▸ Stated problem: Every line below that holds the string "называют" should be copied out.

▸ Extracted entries:
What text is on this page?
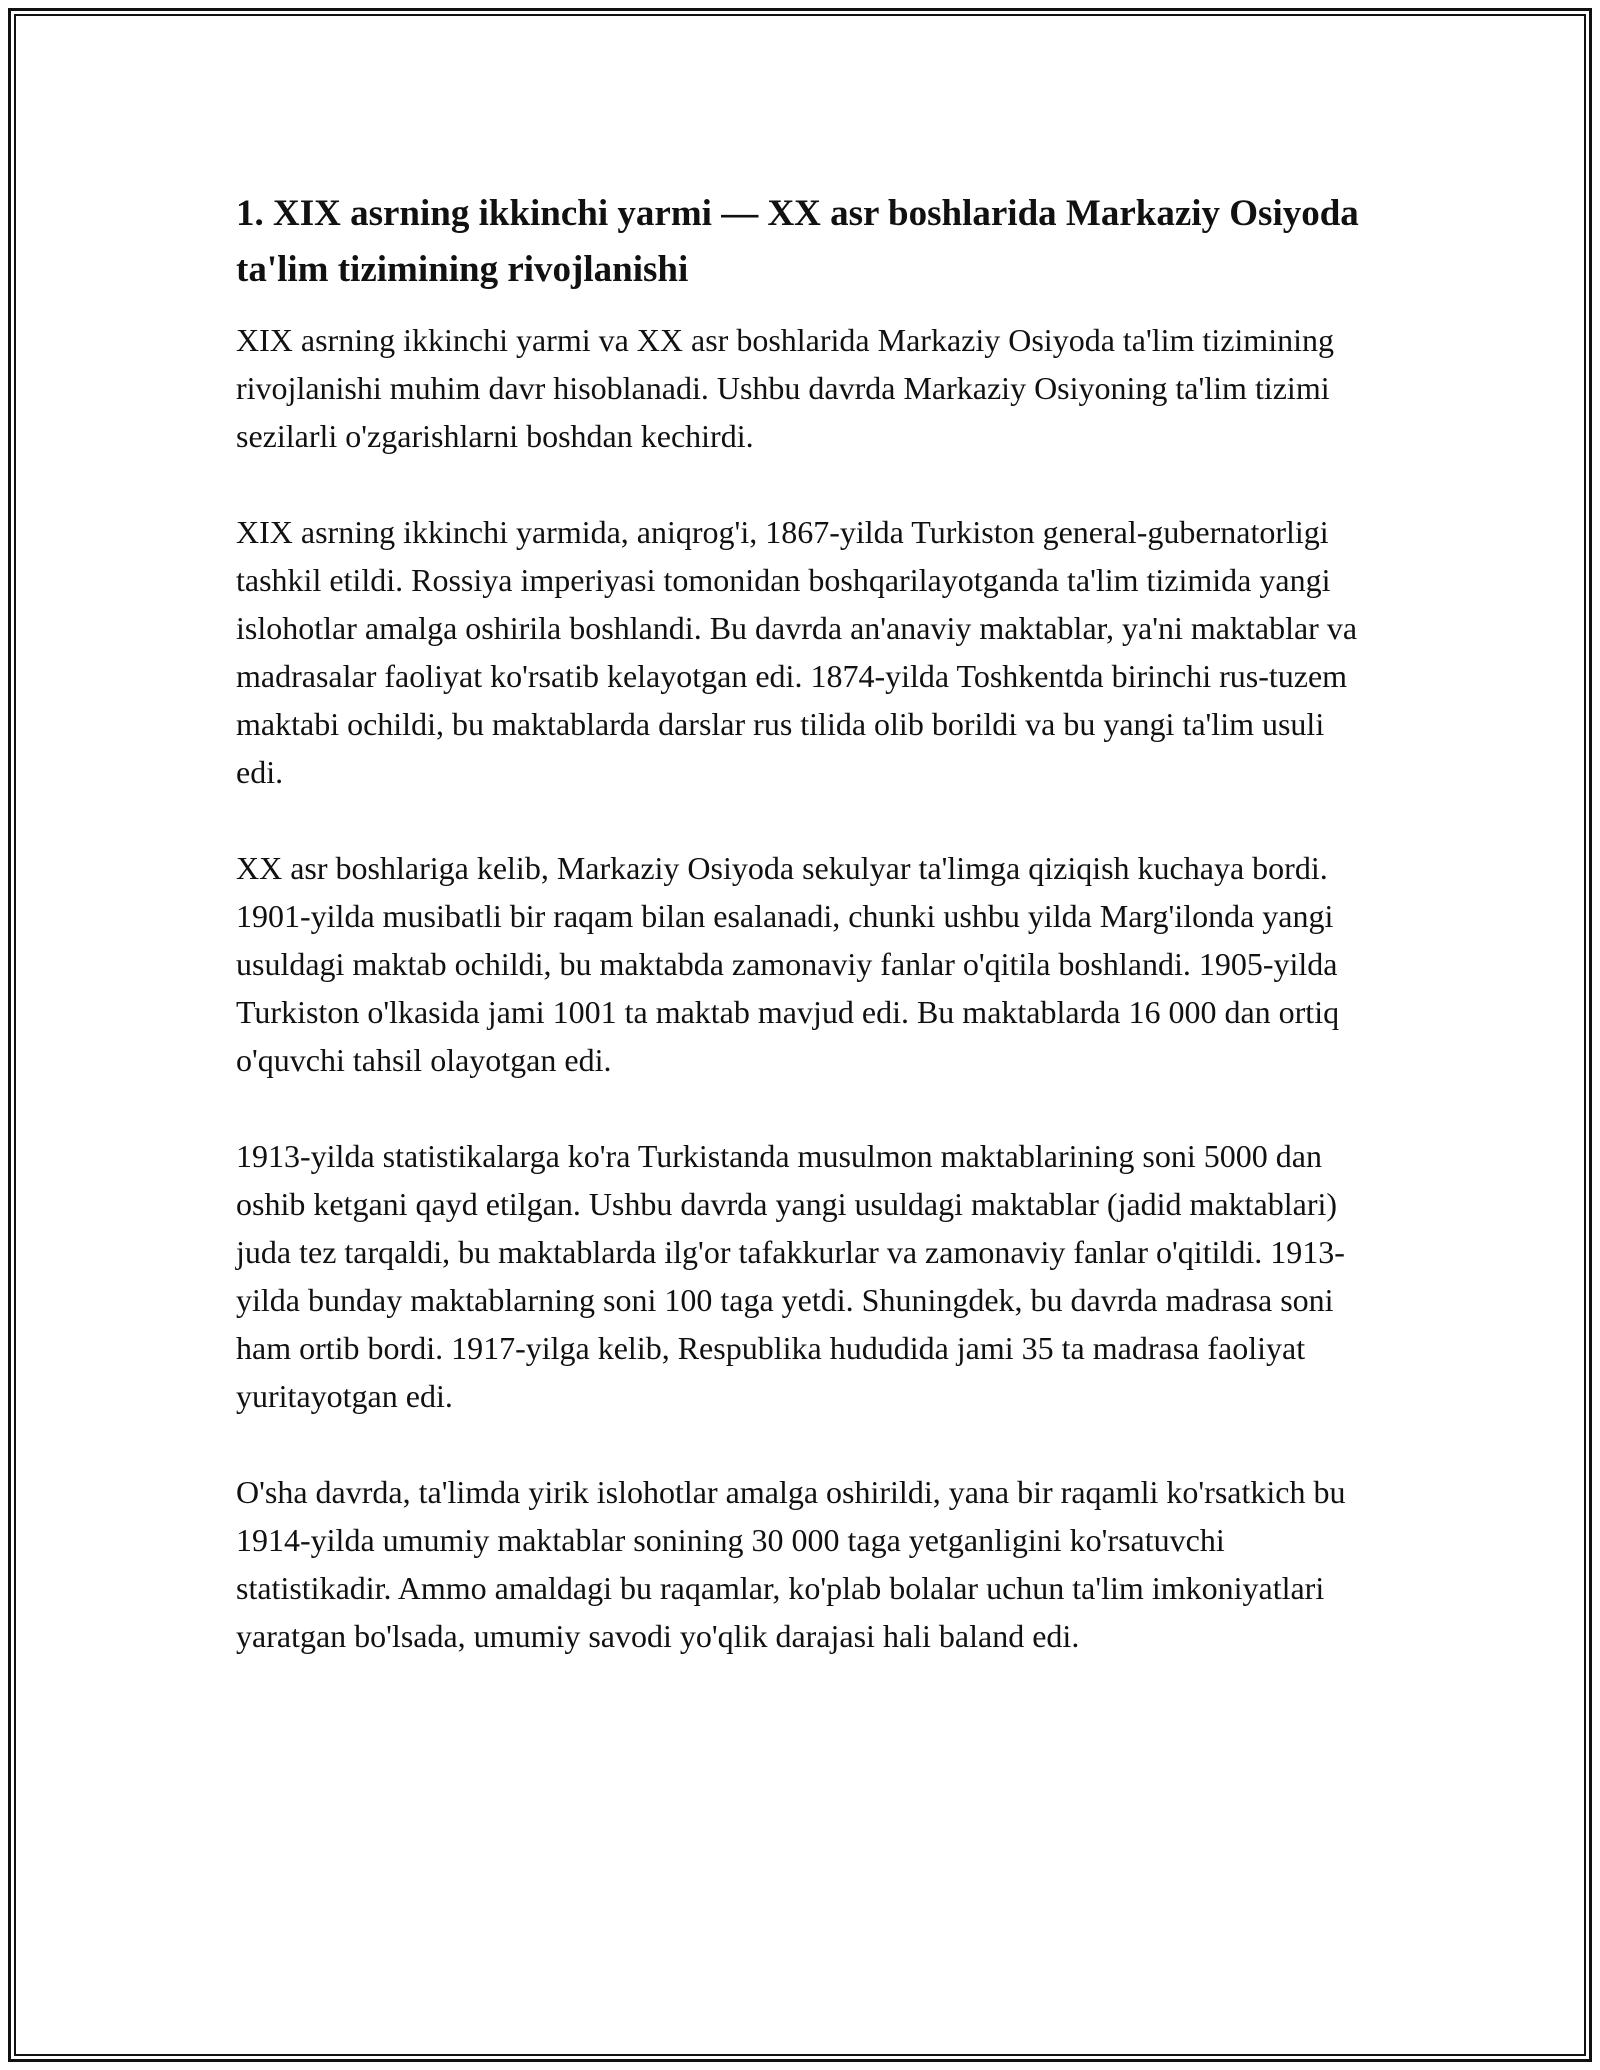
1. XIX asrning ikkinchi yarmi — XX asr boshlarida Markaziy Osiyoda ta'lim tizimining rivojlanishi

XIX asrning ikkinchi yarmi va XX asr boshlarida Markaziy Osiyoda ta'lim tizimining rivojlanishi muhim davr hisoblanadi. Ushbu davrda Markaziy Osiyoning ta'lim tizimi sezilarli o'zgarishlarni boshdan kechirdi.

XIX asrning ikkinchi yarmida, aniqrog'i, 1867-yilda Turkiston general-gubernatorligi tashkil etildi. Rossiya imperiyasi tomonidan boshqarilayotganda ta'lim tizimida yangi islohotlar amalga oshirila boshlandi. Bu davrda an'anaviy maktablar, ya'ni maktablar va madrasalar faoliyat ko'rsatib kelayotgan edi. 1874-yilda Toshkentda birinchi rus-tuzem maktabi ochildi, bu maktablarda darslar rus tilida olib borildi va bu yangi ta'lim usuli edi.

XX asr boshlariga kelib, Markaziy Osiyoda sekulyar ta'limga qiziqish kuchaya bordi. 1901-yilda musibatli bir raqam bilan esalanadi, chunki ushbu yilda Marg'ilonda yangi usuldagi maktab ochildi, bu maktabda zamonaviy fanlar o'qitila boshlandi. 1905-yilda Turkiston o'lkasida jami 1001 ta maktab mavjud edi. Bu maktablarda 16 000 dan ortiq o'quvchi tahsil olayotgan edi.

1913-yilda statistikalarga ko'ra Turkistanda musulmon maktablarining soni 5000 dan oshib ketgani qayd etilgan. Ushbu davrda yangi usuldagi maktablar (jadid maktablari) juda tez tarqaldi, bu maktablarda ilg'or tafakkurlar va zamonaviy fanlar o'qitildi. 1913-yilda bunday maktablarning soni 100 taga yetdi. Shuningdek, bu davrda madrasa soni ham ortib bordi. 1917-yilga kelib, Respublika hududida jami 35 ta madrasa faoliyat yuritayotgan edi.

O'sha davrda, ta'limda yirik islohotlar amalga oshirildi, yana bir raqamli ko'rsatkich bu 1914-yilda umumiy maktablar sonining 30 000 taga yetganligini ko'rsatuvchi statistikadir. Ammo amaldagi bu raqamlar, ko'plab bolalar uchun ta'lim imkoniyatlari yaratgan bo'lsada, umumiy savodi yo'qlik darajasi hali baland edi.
* * *
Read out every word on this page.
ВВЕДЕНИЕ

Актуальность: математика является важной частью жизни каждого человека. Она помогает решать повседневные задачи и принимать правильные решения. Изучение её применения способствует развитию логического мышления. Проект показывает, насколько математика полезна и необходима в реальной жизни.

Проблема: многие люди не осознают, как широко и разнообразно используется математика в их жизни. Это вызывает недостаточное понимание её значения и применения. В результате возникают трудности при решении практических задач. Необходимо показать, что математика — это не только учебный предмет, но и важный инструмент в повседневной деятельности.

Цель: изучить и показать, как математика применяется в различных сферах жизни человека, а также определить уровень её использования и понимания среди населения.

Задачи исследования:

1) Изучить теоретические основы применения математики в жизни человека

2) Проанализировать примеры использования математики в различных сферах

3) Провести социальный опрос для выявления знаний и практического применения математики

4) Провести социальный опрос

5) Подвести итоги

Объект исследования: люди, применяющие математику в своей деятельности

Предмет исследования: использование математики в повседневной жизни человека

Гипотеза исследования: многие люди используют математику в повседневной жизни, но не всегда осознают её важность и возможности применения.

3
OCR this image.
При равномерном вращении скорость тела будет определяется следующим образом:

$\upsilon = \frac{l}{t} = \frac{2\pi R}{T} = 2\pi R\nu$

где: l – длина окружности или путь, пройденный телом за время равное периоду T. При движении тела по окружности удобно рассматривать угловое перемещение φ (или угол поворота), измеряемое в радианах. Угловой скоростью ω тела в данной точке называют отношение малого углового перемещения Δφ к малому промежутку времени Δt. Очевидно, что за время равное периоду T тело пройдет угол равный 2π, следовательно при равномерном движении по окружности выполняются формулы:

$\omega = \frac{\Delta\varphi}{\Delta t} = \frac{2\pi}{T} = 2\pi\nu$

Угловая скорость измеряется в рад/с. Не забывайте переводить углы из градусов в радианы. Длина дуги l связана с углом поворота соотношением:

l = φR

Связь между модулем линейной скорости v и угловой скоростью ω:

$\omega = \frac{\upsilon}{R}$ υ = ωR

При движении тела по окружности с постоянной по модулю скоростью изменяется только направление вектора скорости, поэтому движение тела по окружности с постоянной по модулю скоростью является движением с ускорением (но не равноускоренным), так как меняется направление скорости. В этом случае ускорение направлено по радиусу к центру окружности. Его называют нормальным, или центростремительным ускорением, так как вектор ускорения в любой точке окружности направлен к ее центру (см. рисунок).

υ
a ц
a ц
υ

▸ Task response:
где: l – длина окружности или путь, пройденный телом за время равное периоду T. При движении тела по окружности удобно рассматривать угловое перемещение φ (или угол поворота), измеряемое в радианах. Угловой скоростью ω тела в данной точке называют отношение малого углового перемещения Δφ к малому промежутку времени Δt. Очевидно, что за время равное периоду T тело пройдет угол равный 2π, следовательно при равномерном движении по окружности выполняются формулы:
При движении тела по окружности с постоянной по модулю скоростью изменяется только направление вектора скорости, поэтому движение тела по окружности с постоянной по модулю скоростью является движением с ускорением (но не равноускоренным), так как меняется направление скорости. В этом случае ускорение направлено по радиусу к центру окружности. Его называют нормальным, или центростремительным ускорением, так как вектор ускорения в любой точке окружности направлен к ее центру (см. рисунок).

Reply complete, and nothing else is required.